[Items listed in a dataset]

------------------------------------

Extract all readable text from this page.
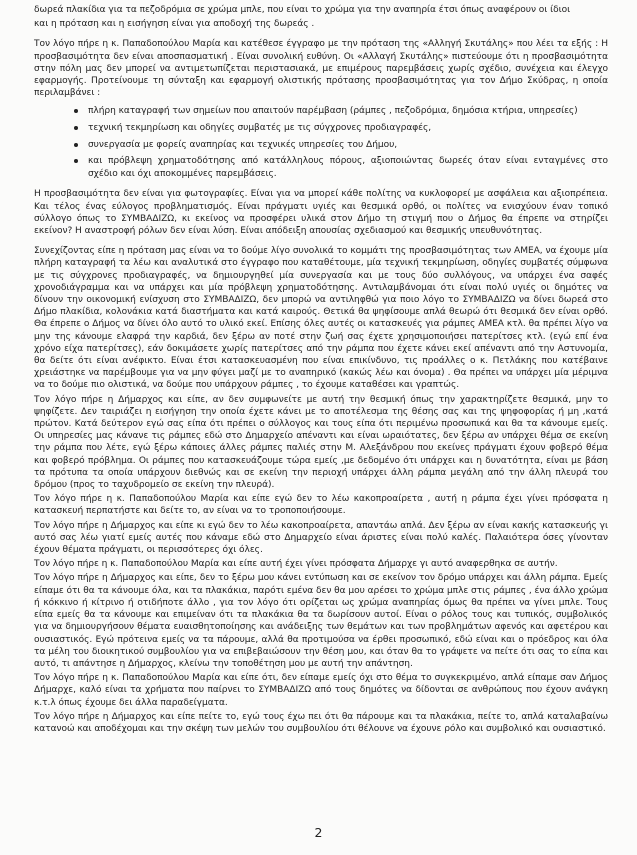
δωρεά πλακίδια για τα πεζοδρόμια σε χρώμα μπλε, που είναι το χρώμα για την αναπηρία έτσι όπως αναφέρουν οι ίδιοι

και η πρόταση και η εισήγηση είναι για αποδοχή της δωρεάς .

Τον λόγο πήρε η κ. Παπαδοπούλου Μαρία και κατέθεσε έγγραφο με την πρόταση της «Αλληγή Σκυτάλης» που λέει τα εξής : Η προσβασιμότητα δεν είναι αποσπασματική . Είναι συνολική ευθύνη. Οι «Αλλαγή Σκυτάλης» πιστεύουμε ότι η προσβασιμότητα στην πόλη μας δεν μπορεί να αντιμετωπίζεται περιστασιακά, με επιμέρους παρεμβάσεις χωρίς σχέδιο, συνέχεια και έλεγχο εφαρμογής. Προτείνουμε τη σύνταξη και εφαρμογή ολιστικής πρότασης προσβασιμότητας για τον Δήμο Σκύδρας, η οποία περιλαμβάνει :

πλήρη καταγραφή των σημείων που απαιτούν παρέμβαση (ράμπες , πεζοδρόμια, δημόσια κτήρια, υπηρεσίες)
τεχνική τεκμηρίωση και οδηγίες συμβατές με τις σύγχρονες προδιαγραφές,
συνεργασία με φορείς αναπηρίας και τεχνικές υπηρεσίες του Δήμου,
και πρόβλεψη χρηματοδότησης από κατάλληλους πόρους, αξιοποιώντας δωρεές όταν είναι ενταγμένες στο σχέδιο και όχι αποκομμένες παρεμβάσεις.

Η προσβασιμότητα δεν είναι για φωτογραφίες. Είναι για να μπορεί κάθε πολίτης να κυκλοφορεί με ασφάλεια και αξιοπρέπεια. Και τέλος ένας εύλογος προβληματισμός. Είναι πράγματι υγιές και θεσμικά ορθό, οι πολίτες να ενισχύουν έναν τοπικό σύλλογο όπως το ΣΥΜΒΑΔΙΖΩ, κι εκείνος να προσφέρει υλικά στον Δήμο τη στιγμή που ο Δήμος θα έπρεπε να στηρίζει εκείνον? Η αναστροφή ρόλων δεν είναι λύση. Είναι απόδειξη απουσίας σχεδιασμού και θεσμικής υπευθυνότητας.

Συνεχίζοντας είπε η πρόταση μας είναι να το δούμε λίγο συνολικά το κομμάτι της προσβασιμότητας των ΑΜΕΑ, να έχουμε μία πλήρη καταγραφή τα λέω και αναλυτικά στο έγγραφο που καταθέτουμε, μία τεχνική τεκμηρίωση, οδηγίες συμβατές σύμφωνα με τις σύγχρονες προδιαγραφές, να δημιουργηθεί μία συνεργασία και με τους δύο συλλόγους, να υπάρχει ένα σαφές χρονοδιάγραμμα και να υπάρχει και μία πρόβλεψη χρηματοδότησης. Αντιλαμβάνομαι ότι είναι πολύ υγιές οι δημότες να δίνουν την οικονομική ενίσχυση στο ΣΥΜΒΑΔΙΖΩ, δεν μπορώ να αντιληφθώ για ποιο λόγο το ΣΥΜΒΑΔΙΖΩ να δίνει δωρεά στο Δήμο πλακίδια, κολονάκια κατά διαστήματα και κατά καιρούς. Θετικά θα ψηφίσουμε απλά θεωρώ ότι θεσμικά δεν είναι ορθό. Θα έπρεπε ο Δήμος να δίνει όλο αυτό το υλικό εκεί. Επίσης όλες αυτές οι κατασκευές για ράμπες ΑΜΕΑ κτλ. θα πρέπει λίγο να μην της κάνουμε ελαφρά την καρδιά, δεν ξέρω αν ποτέ στην ζωή σας έχετε χρησιμοποιήσει πατερίτσες κτλ. (εγώ επί ένα χρόνο είχα πατερίτσες), εάν δοκιμάσετε χωρίς πατερίτσες από την ράμπα που έχετε κάνει εκεί απέναντι από την Αστυνομία, θα δείτε ότι είναι ανέφικτο. Είναι έτσι κατασκευασμένη που είναι επικίνδυνο, τις προάλλες ο κ. Πετλάκης που κατέβαινε χρειάστηκε να παρέμβουμε για να μην φύγει μαζί με το αναπηρικό (κακώς λέω και όνομα) . Θα πρέπει να υπάρχει μία μέριμνα να το δούμε πιο ολιστικά, να δούμε που υπάρχουν ράμπες , το έχουμε καταθέσει και γραπτώς.

Τον λόγο πήρε η Δήμαρχος και είπε, αν δεν συμφωνείτε με αυτή την θεσμική όπως την χαρακτηρίζετε θεσμικά, μην το ψηφίζετε. Δεν ταιριάζει η εισήγηση την οποία έχετε κάνει με το αποτέλεσμα της θέσης σας και της ψηφοφορίας ή μη ,κατά πρώτον. Κατά δεύτερον εγώ σας είπα ότι πρέπει ο σύλλογος και τους είπα ότι περιμένω προσωπικά και θα τα κάνουμε εμείς. Οι υπηρεσίες μας κάνανε τις ράμπες εδώ στο Δημαρχείο απέναντι και είναι ωραιότατες, δεν ξέρω αν υπάρχει θέμα σε εκείνη την ράμπα που λέτε, εγώ ξέρω κάποιες άλλες ράμπες παλιές στην Μ. Αλεξάνδρου που εκείνες πράγματι έχουν φοβερό θέμα και φοβερό πρόβλημα. Οι ράμπες που κατασκευάζουμε τώρα εμείς ,με δεδομένο ότι υπάρχει και η δυνατότητα, είναι με βάση τα πρότυπα τα οποία υπάρχουν διεθνώς και σε εκείνη την περιοχή υπάρχει άλλη ράμπα μεγάλη από την άλλη πλευρά του δρόμου (προς το ταχυδρομείο σε εκείνη την πλευρά).

Τον λόγο πήρε η κ. Παπαδοπούλου Μαρία και είπε εγώ δεν το λέω κακοπροαίρετα , αυτή η ράμπα έχει γίνει πρόσφατα η κατασκευή περπατήστε και δείτε το, αν είναι να το τροποποιήσουμε.

Τον λόγο πήρε η Δήμαρχος και είπε κι εγώ δεν το λέω κακοπροαίρετα, απαντάω απλά. Δεν ξέρω αν είναι κακής κατασκευής γι αυτό σας λέω γιατί εμείς αυτές που κάναμε εδώ στο Δημαρχείο είναι άριστες είναι πολύ καλές. Παλαιότερα όσες γίνονταν έχουν θέματα πράγματι, οι περισσότερες όχι όλες.

Τον λόγο πήρε η κ. Παπαδοπούλου Μαρία και είπε αυτή έχει γίνει πρόσφατα Δήμαρχε γι αυτό αναφερθηκα σε αυτήν.

Τον λόγο πήρε η Δήμαρχος και είπε, δεν το ξέρω μου κάνει εντύπωση και σε εκείνον τον δρόμο υπάρχει και άλλη ράμπα. Εμείς είπαμε ότι θα τα κάνουμε όλα, και τα πλακάκια, παρότι εμένα δεν θα μου αρέσει το χρώμα μπλε στις ράμπες , ένα άλλο χρώμα ή κόκκινο ή κίτρινο ή οτιδήποτε άλλο , για τον λόγο ότι ορίζεται ως χρώμα αναπηρίας όμως θα πρέπει να γίνει μπλε. Τους είπα εμείς θα τα κάνουμε και επιμείναν ότι τα πλακάκια θα τα δωρίσουν αυτοί. Είναι ο ρόλος τους και τυπικός, συμβολικός για να δημιουργήσουν θέματα ευαισθητοποίησης και ανάδειξης των θεμάτων και των προβλημάτων αφενός και αφετέρου και ουσιαστικός. Εγώ πρότεινα εμείς να τα πάρουμε, αλλά θα προτιμούσα να έρθει προσωπικό, εδώ είναι και ο πρόεδρος και όλα τα μέλη του διοικητικού συμβουλίου για να επιβεβαιώσουν την θέση μου, και όταν θα το γράψετε να πείτε ότι σας το είπα και αυτό, τι απάντησε η Δήμαρχος, κλείνω την τοποθέτηση μου με αυτή την απάντηση.

Τον λόγο πήρε η κ. Παπαδοπούλου Μαρία και είπε ότι, δεν είπαμε εμείς όχι στο θέμα το συγκεκριμένο, απλά είπαμε σαν Δήμος Δήμαρχε, καλό είναι τα χρήματα που παίρνει το ΣΥΜΒΑΔΙΖΩ από τους δημότες να δίδονται σε ανθρώπους που έχουν ανάγκη κ.τ.λ όπως έχουμε δει άλλα παραδείγματα.

Τον λόγο πήρε η Δήμαρχος και είπε πείτε το, εγώ τους έχω πει ότι θα πάρουμε και τα πλακάκια, πείτε το, απλά καταλαβαίνω κατανοώ και αποδέχομαι και την σκέψη των μελών του συμβουλίου ότι θέλουνε να έχουνε ρόλο και συμβολικό και ουσιαστικό.

2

------------------------------------

### EXERCISE GOAL
Return each line of the data that contains the string "συμβατές".

### SOLVED PROBLEM
τεχνική τεκμηρίωση και οδηγίες συμβατές με τις σύγχρονες προδιαγραφές,
Συνεχίζοντας είπε η πρόταση μας είναι να το δούμε λίγο συνολικά το κομμάτι της προσβασιμότητας των ΑΜΕΑ, να έχουμε μία πλήρη καταγραφή τα λέω και αναλυτικά στο έγγραφο που καταθέτουμε, μία τεχνική τεκμηρίωση, οδηγίες συμβατές σύμφωνα με τις σύγχρονες προδιαγραφές, να δημιουργηθεί μία συνεργασία και με τους δύο συλλόγους, να υπάρχει ένα σαφές χρονοδιάγραμμα και να υπάρχει και μία πρόβλεψη χρηματοδότησης. Αντιλαμβάνομαι ότι είναι πολύ υγιές οι δημότες να δίνουν την οικονομική ενίσχυση στο ΣΥΜΒΑΔΙΖΩ, δεν μπορώ να αντιληφθώ για ποιο λόγο το ΣΥΜΒΑΔΙΖΩ να δίνει δωρεά στο Δήμο πλακίδια, κολονάκια κατά διαστήματα και κατά καιρούς. Θετικά θα ψηφίσουμε απλά θεωρώ ότι θεσμικά δεν είναι ορθό. Θα έπρεπε ο Δήμος να δίνει όλο αυτό το υλικό εκεί. Επίσης όλες αυτές οι κατασκευές για ράμπες ΑΜΕΑ κτλ. θα πρέπει λίγο να μην της κάνουμε ελαφρά την καρδιά, δεν ξέρω αν ποτέ στην ζωή σας έχετε χρησιμοποιήσει πατερίτσες κτλ. (εγώ επί ένα χρόνο είχα πατερίτσες), εάν δοκιμάσετε χωρίς πατερίτσες από την ράμπα που έχετε κάνει εκεί απέναντι από την Αστυνομία, θα δείτε ότι είναι ανέφικτο. Είναι έτσι κατασκευασμένη που είναι επικίνδυνο, τις προάλλες ο κ. Πετλάκης που κατέβαινε χρειάστηκε να παρέμβουμε για να μην φύγει μαζί με το αναπηρικό (κακώς λέω και όνομα) . Θα πρέπει να υπάρχει μία μέριμνα να το δούμε πιο ολιστικά, να δούμε που υπάρχουν ράμπες , το έχουμε καταθέσει και γραπτώς.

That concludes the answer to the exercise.